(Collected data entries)
━━━━━━━━━━━━━━━━━━━━━━━━━━━━━━

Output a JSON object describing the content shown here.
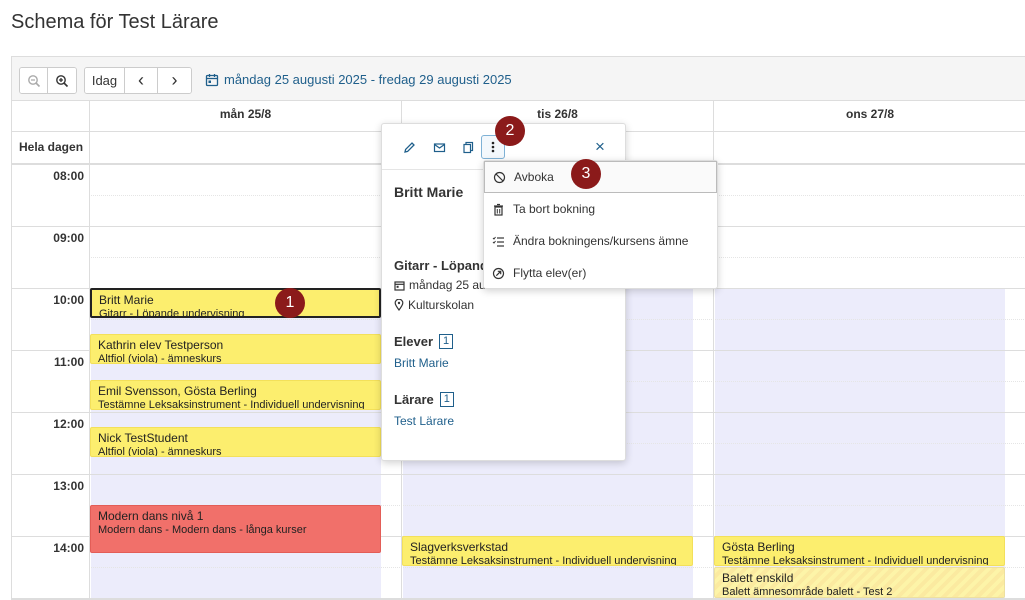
{
  "page": {
    "title": "Schema för Test Lärare"
  },
  "toolbar": {
    "today_label": "Idag",
    "prev_glyph": "‹",
    "next_glyph": "›",
    "date_range": "måndag 25 augusti 2025 - fredag 29 augusti 2025"
  },
  "calendar": {
    "columns": [
      "mån 25/8",
      "tis 26/8",
      "ons 27/8"
    ],
    "allday_label": "Hela dagen",
    "hours": [
      "08:00",
      "09:00",
      "10:00",
      "11:00",
      "12:00",
      "13:00",
      "14:00"
    ]
  },
  "events": [
    {
      "title": "Britt Marie",
      "subtitle": "Gitarr - Löpande undervisning"
    },
    {
      "title": "Kathrin elev Testperson",
      "subtitle": "Altfiol (viola) - ämneskurs"
    },
    {
      "title": "Emil Svensson, Gösta Berling",
      "subtitle": "Testämne Leksaksinstrument - Individuell undervisning"
    },
    {
      "title": "Nick TestStudent",
      "subtitle": "Altfiol (viola) - ämneskurs"
    },
    {
      "title": "Modern dans nivå 1",
      "subtitle": "Modern dans - Modern dans - långa kurser"
    },
    {
      "title": "Slagverksverkstad",
      "subtitle": "Testämne Leksaksinstrument - Individuell undervisning"
    },
    {
      "title": "Gösta Berling",
      "subtitle": "Testämne Leksaksinstrument - Individuell undervisning"
    },
    {
      "title": "Balett enskild",
      "subtitle": "Balett ämnesområde balett - Test 2"
    }
  ],
  "popup": {
    "name": "Britt Marie",
    "course": "Gitarr - Löpande",
    "date": "måndag 25 au",
    "location": "Kulturskolan",
    "students_label": "Elever",
    "students_count": "1",
    "student": "Britt Marie",
    "teachers_label": "Lärare",
    "teachers_count": "1",
    "teacher": "Test Lärare",
    "close_glyph": "×"
  },
  "menu": {
    "items": [
      {
        "label": "Avboka",
        "icon": "cancel-icon"
      },
      {
        "label": "Ta bort bokning",
        "icon": "trash-icon"
      },
      {
        "label": "Ändra bokningens/kursens ämne",
        "icon": "list-check-icon"
      },
      {
        "label": "Flytta elev(er)",
        "icon": "move-icon"
      }
    ]
  },
  "markers": [
    "1",
    "2",
    "3"
  ],
  "colors": {
    "accent": "#1f5f8b",
    "event_yellow": "#fcee6e",
    "event_red": "#f1706a",
    "marker": "#8b1a1a",
    "availability": "#ececfb"
  }
}
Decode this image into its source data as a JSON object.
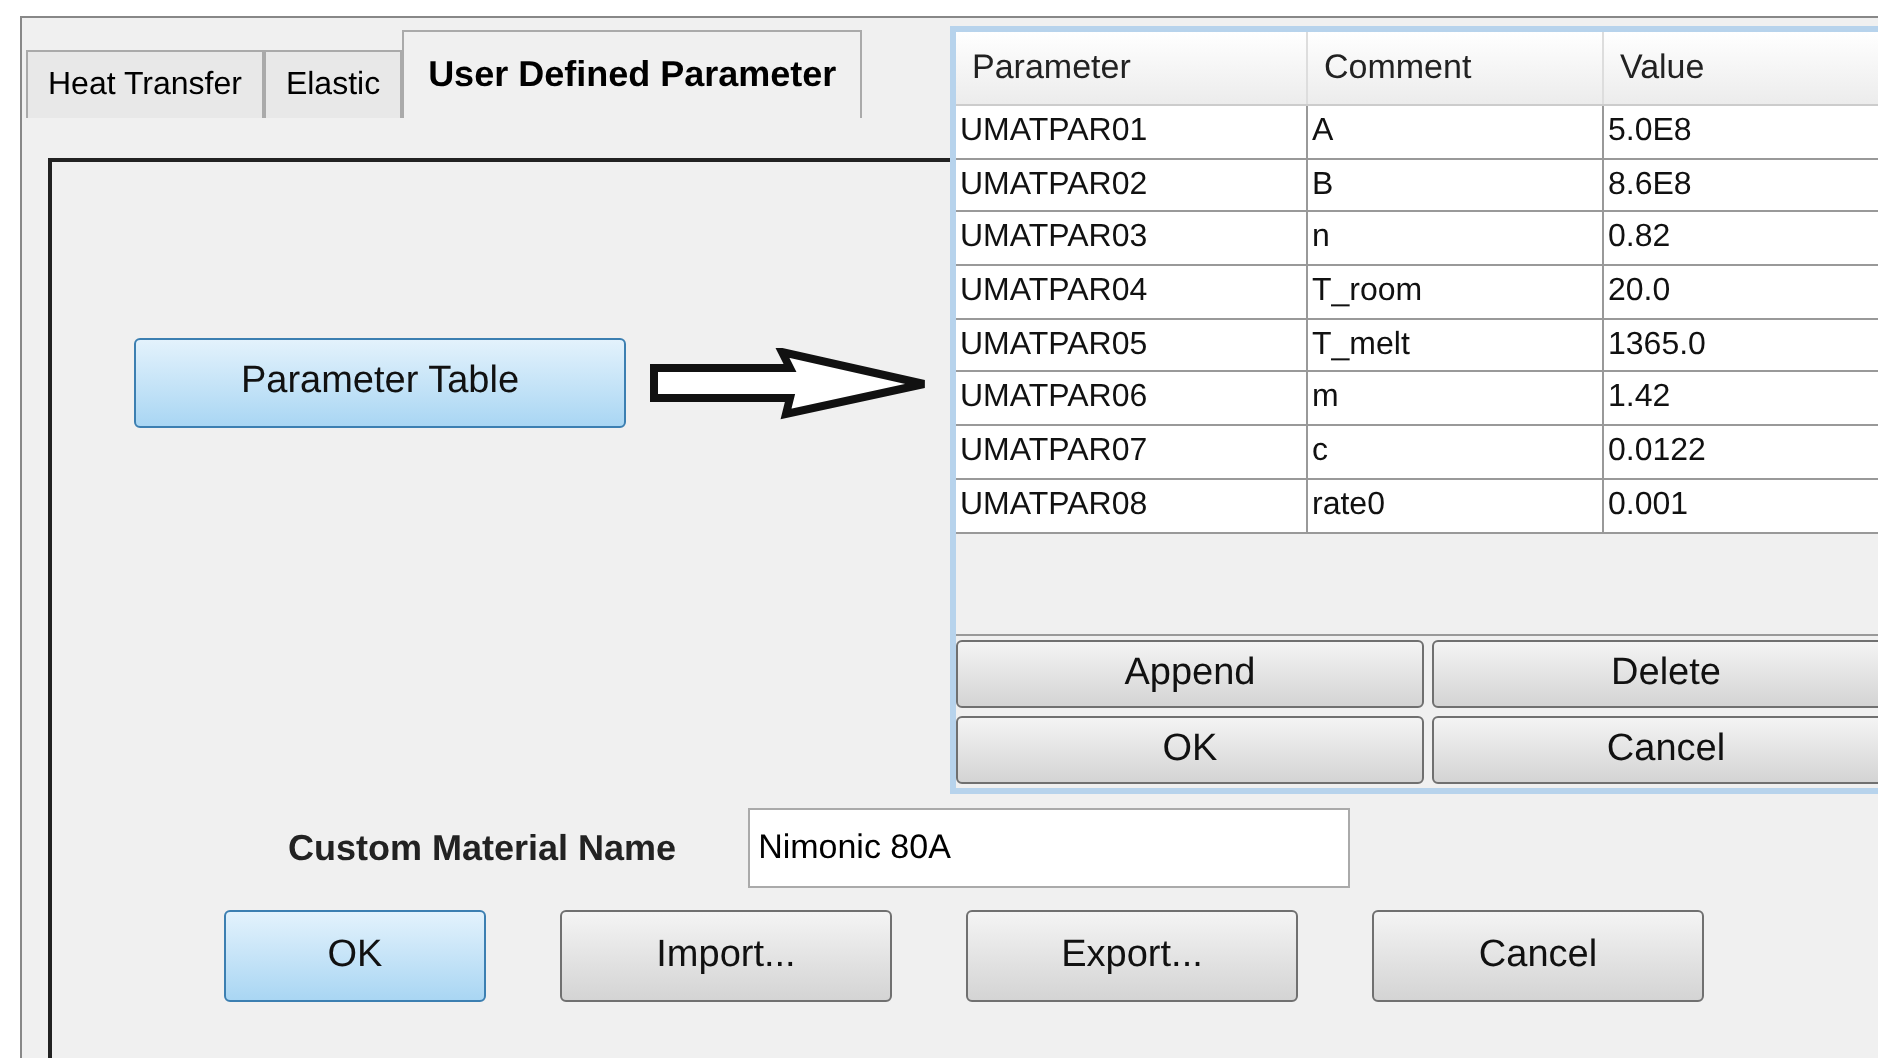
{
  "tabs": [
    {
      "label": "Heat Transfer",
      "selected": false
    },
    {
      "label": "Elastic",
      "selected": false
    },
    {
      "label": "User Defined Parameter",
      "selected": true
    }
  ],
  "parameter_table_button": {
    "label": "Parameter Table",
    "default": true
  },
  "custom_material_name": {
    "label": "Custom Material Name",
    "value": "Nimonic 80A"
  },
  "dialog_buttons": [
    {
      "label": "OK",
      "default": true
    },
    {
      "label": "Import...",
      "default": false
    },
    {
      "label": "Export...",
      "default": false
    },
    {
      "label": "Cancel",
      "default": false
    }
  ],
  "parameter_dialog": {
    "columns": [
      "Parameter",
      "Comment",
      "Value"
    ],
    "rows": [
      [
        "UMATPAR01",
        "A",
        "5.0E8"
      ],
      [
        "UMATPAR02",
        "B",
        "8.6E8"
      ],
      [
        "UMATPAR03",
        "n",
        "0.82"
      ],
      [
        "UMATPAR04",
        "T_room",
        "20.0"
      ],
      [
        "UMATPAR05",
        "T_melt",
        "1365.0"
      ],
      [
        "UMATPAR06",
        "m",
        "1.42"
      ],
      [
        "UMATPAR07",
        "c",
        "0.0122"
      ],
      [
        "UMATPAR08",
        "rate0",
        "0.001"
      ]
    ],
    "buttons": [
      "Append",
      "Delete",
      "OK",
      "Cancel"
    ]
  }
}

━━━━━━━━━━━━━━━━━━━━━━━━━━━━━━

What is needed >> Using the data above, print every line exactly, omitting pictures.

The result >>
Output a JSON object describing the content shown here.
{
  "page": {
    "title": "Schema för Test Lärare"
  },
  "toolbar": {
    "today_label": "Idag",
    "prev_glyph": "‹",
    "next_glyph": "›",
    "date_range": "måndag 25 augusti 2025 - fredag 29 augusti 2025"
  },
  "calendar": {
    "columns": [
      "mån 25/8",
      "tis 26/8",
      "ons 27/8"
    ],
    "allday_label": "Hela dagen",
    "hours": [
      "08:00",
      "09:00",
      "10:00",
      "11:00",
      "12:00",
      "13:00",
      "14:00"
    ]
  },
  "events": [
    {
      "title": "Britt Marie",
      "subtitle": "Gitarr - Löpande undervisning"
    },
    {
      "title": "Kathrin elev Testperson",
      "subtitle": "Altfiol (viola) - ämneskurs"
    },
    {
      "title": "Emil Svensson, Gösta Berling",
      "subtitle": "Testämne Leksaksinstrument - Individuell undervisning"
    },
    {
      "title": "Nick TestStudent",
      "subtitle": "Altfiol (viola) - ämneskurs"
    },
    {
      "title": "Modern dans nivå 1",
      "subtitle": "Modern dans - Modern dans - långa kurser"
    },
    {
      "title": "Slagverksverkstad",
      "subtitle": "Testämne Leksaksinstrument - Individuell undervisning"
    },
    {
      "title": "Gösta Berling",
      "subtitle": "Testämne Leksaksinstrument - Individuell undervisning"
    },
    {
      "title": "Balett enskild",
      "subtitle": "Balett ämnesområde balett - Test 2"
    }
  ],
  "popup": {
    "name": "Britt Marie",
    "course": "Gitarr - Löpande",
    "date": "måndag 25 au",
    "location": "Kulturskolan",
    "students_label": "Elever",
    "students_count": "1",
    "student": "Britt Marie",
    "teachers_label": "Lärare",
    "teachers_count": "1",
    "teacher": "Test Lärare",
    "close_glyph": "×"
  },
  "menu": {
    "items": [
      {
        "label": "Avboka",
        "icon": "cancel-icon"
      },
      {
        "label": "Ta bort bokning",
        "icon": "trash-icon"
      },
      {
        "label": "Ändra bokningens/kursens ämne",
        "icon": "list-check-icon"
      },
      {
        "label": "Flytta elev(er)",
        "icon": "move-icon"
      }
    ]
  },
  "markers": [
    "1",
    "2",
    "3"
  ],
  "colors": {
    "accent": "#1f5f8b",
    "event_yellow": "#fcee6e",
    "event_red": "#f1706a",
    "marker": "#8b1a1a",
    "availability": "#ececfb"
  }
}
Decode this image into its source data as a JSON object.
{
  "tabs": [
    {
      "label": "Heat Transfer",
      "selected": false
    },
    {
      "label": "Elastic",
      "selected": false
    },
    {
      "label": "User Defined Parameter",
      "selected": true
    }
  ],
  "parameter_table_button": {
    "label": "Parameter Table",
    "default": true
  },
  "custom_material_name": {
    "label": "Custom Material Name",
    "value": "Nimonic 80A"
  },
  "dialog_buttons": [
    {
      "label": "OK",
      "default": true
    },
    {
      "label": "Import...",
      "default": false
    },
    {
      "label": "Export...",
      "default": false
    },
    {
      "label": "Cancel",
      "default": false
    }
  ],
  "parameter_dialog": {
    "columns": [
      "Parameter",
      "Comment",
      "Value"
    ],
    "rows": [
      [
        "UMATPAR01",
        "A",
        "5.0E8"
      ],
      [
        "UMATPAR02",
        "B",
        "8.6E8"
      ],
      [
        "UMATPAR03",
        "n",
        "0.82"
      ],
      [
        "UMATPAR04",
        "T_room",
        "20.0"
      ],
      [
        "UMATPAR05",
        "T_melt",
        "1365.0"
      ],
      [
        "UMATPAR06",
        "m",
        "1.42"
      ],
      [
        "UMATPAR07",
        "c",
        "0.0122"
      ],
      [
        "UMATPAR08",
        "rate0",
        "0.001"
      ]
    ],
    "buttons": [
      "Append",
      "Delete",
      "OK",
      "Cancel"
    ]
  }
}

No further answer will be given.